Problem requirements:
Identify the lines that include the word "veut", then copy all of them.

* * * * *

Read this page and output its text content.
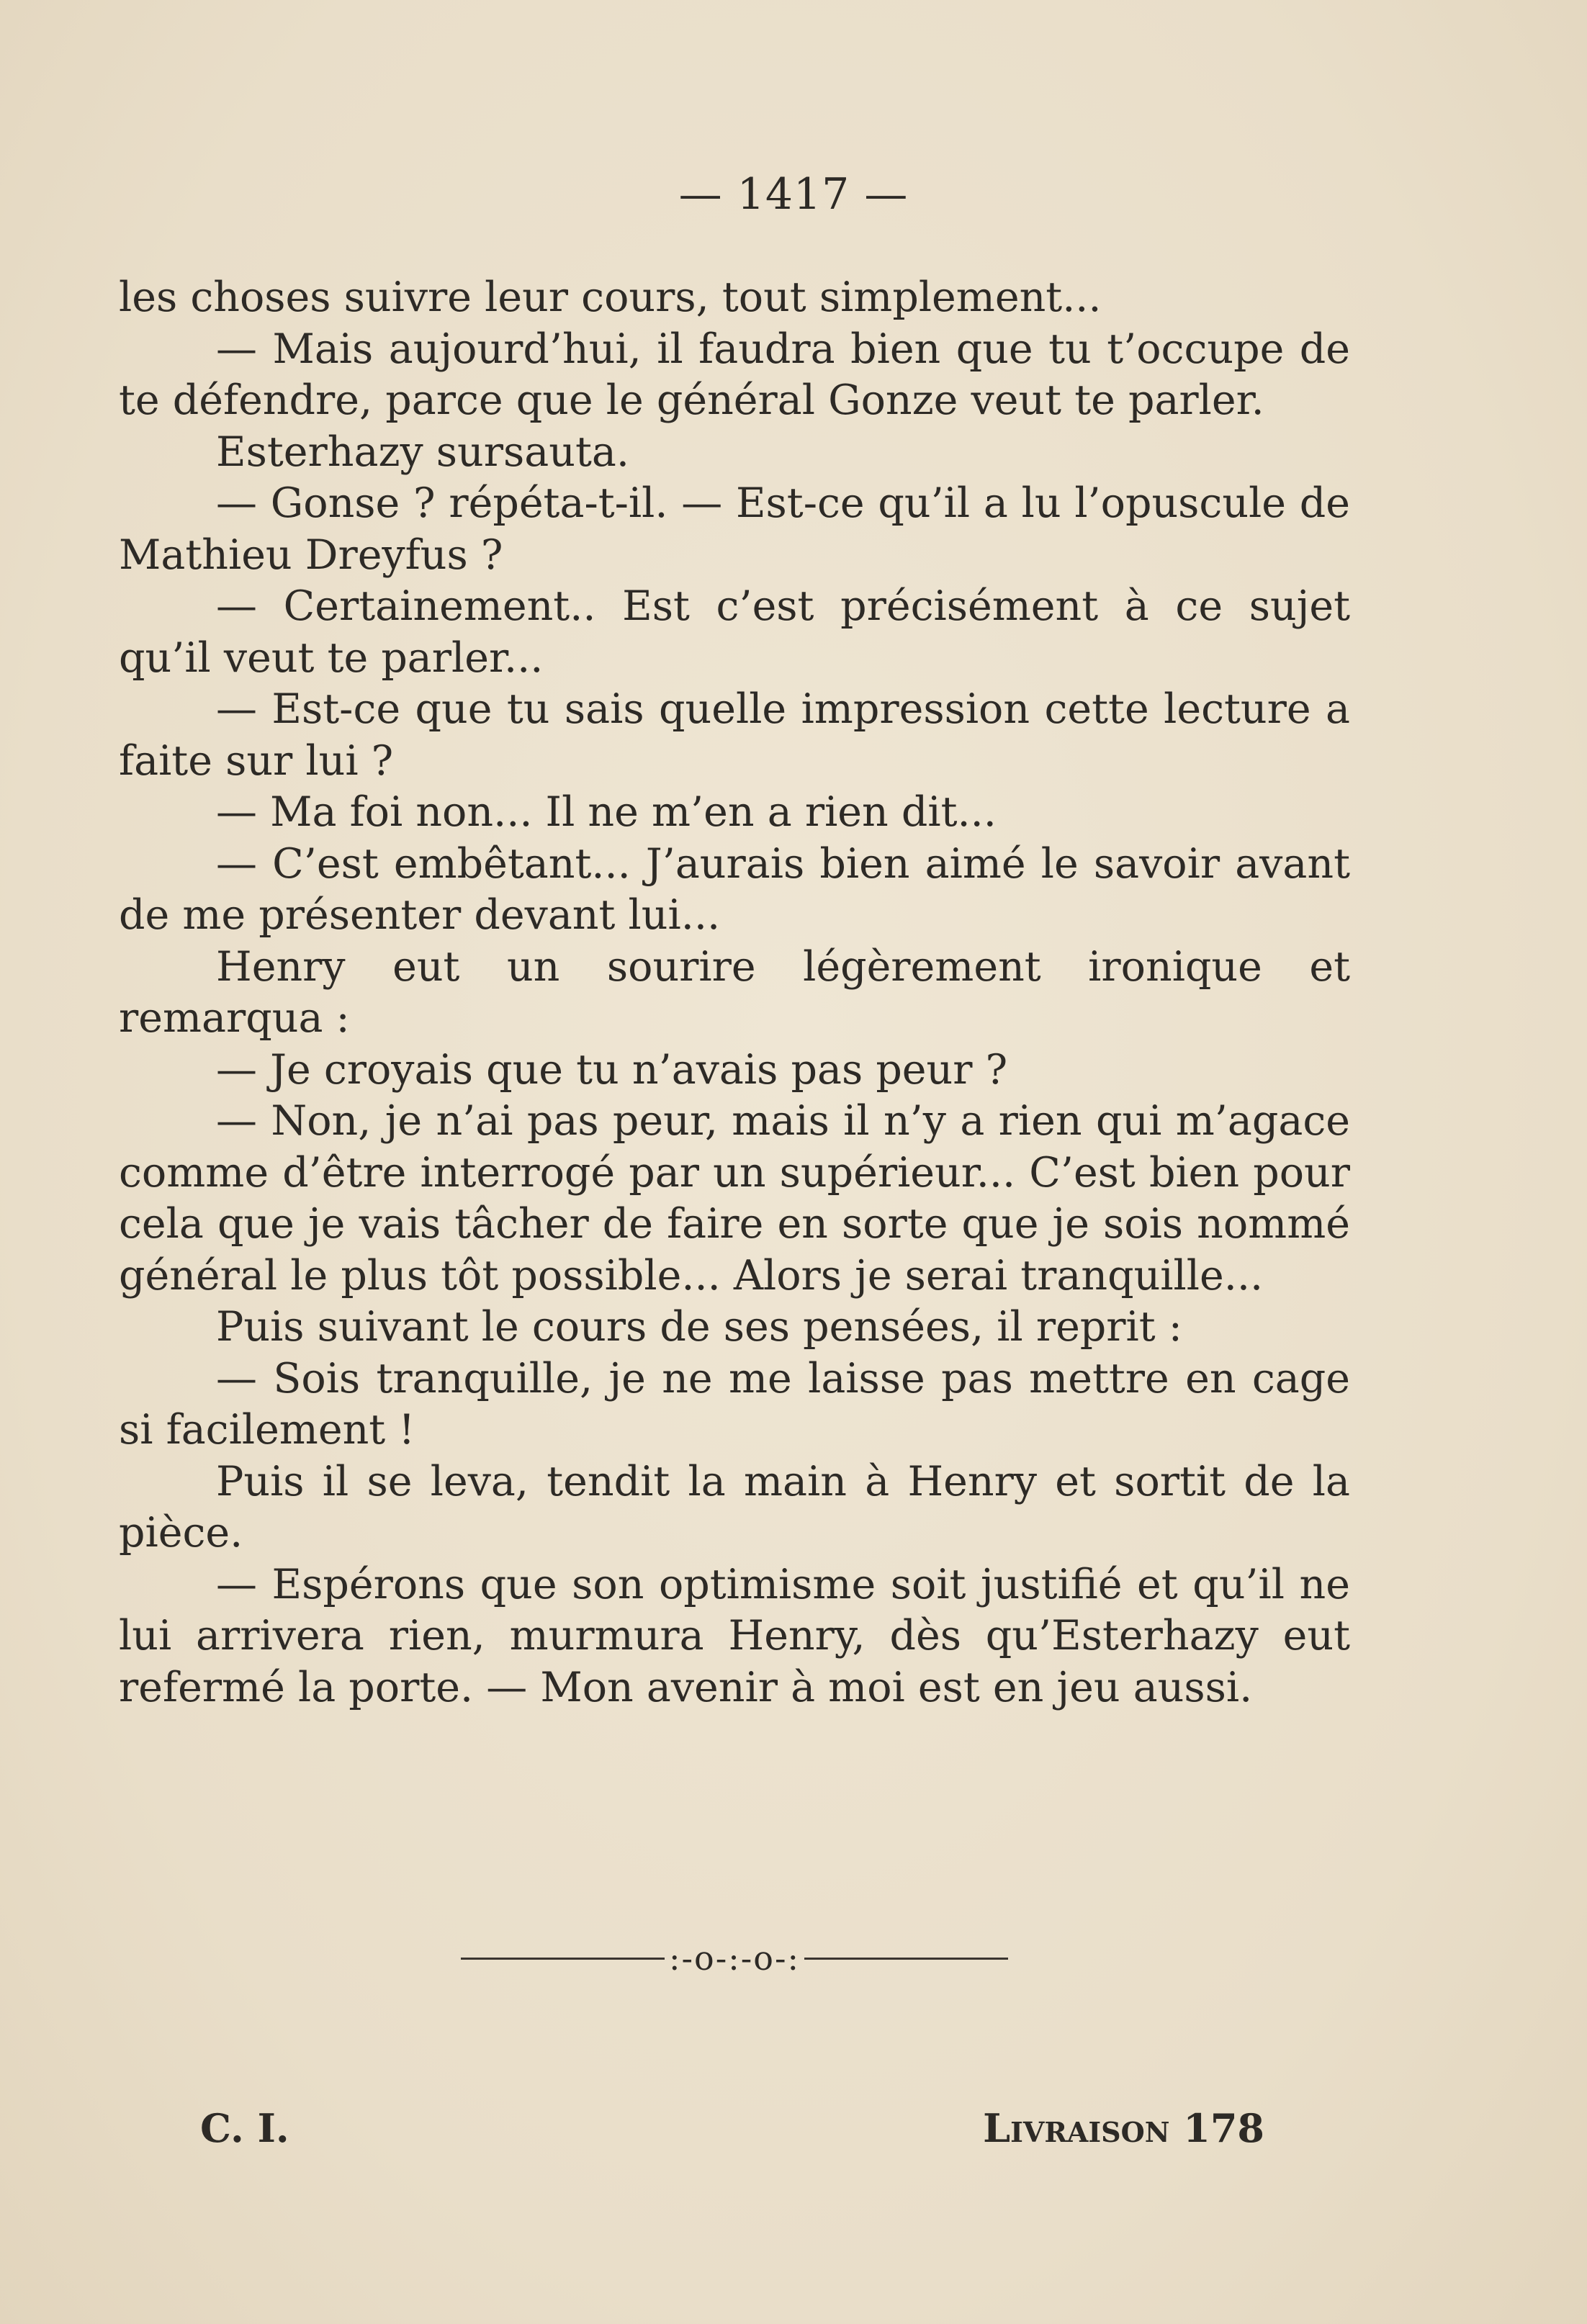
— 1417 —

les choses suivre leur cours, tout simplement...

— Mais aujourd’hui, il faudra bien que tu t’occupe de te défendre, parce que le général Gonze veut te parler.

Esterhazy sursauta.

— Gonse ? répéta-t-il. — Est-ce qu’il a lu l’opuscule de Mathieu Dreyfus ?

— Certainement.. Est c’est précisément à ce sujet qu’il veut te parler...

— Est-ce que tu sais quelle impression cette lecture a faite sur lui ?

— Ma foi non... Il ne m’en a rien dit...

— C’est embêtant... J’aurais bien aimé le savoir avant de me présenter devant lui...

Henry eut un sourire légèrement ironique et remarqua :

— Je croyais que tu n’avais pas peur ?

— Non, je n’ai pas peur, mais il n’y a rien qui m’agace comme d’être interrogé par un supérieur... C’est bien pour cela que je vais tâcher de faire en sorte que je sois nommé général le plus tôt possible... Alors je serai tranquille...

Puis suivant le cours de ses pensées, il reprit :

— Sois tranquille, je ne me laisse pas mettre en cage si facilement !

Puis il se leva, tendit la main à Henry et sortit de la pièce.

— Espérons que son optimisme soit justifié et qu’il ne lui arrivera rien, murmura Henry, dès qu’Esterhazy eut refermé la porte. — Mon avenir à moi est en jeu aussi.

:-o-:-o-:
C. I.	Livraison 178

* * * * *

Written answer:
— Mais aujourd’hui, il faudra bien que tu t’occupe de te défendre, parce que le général Gonze veut te parler.
— Certainement.. Est c’est précisément à ce sujet qu’il veut te parler...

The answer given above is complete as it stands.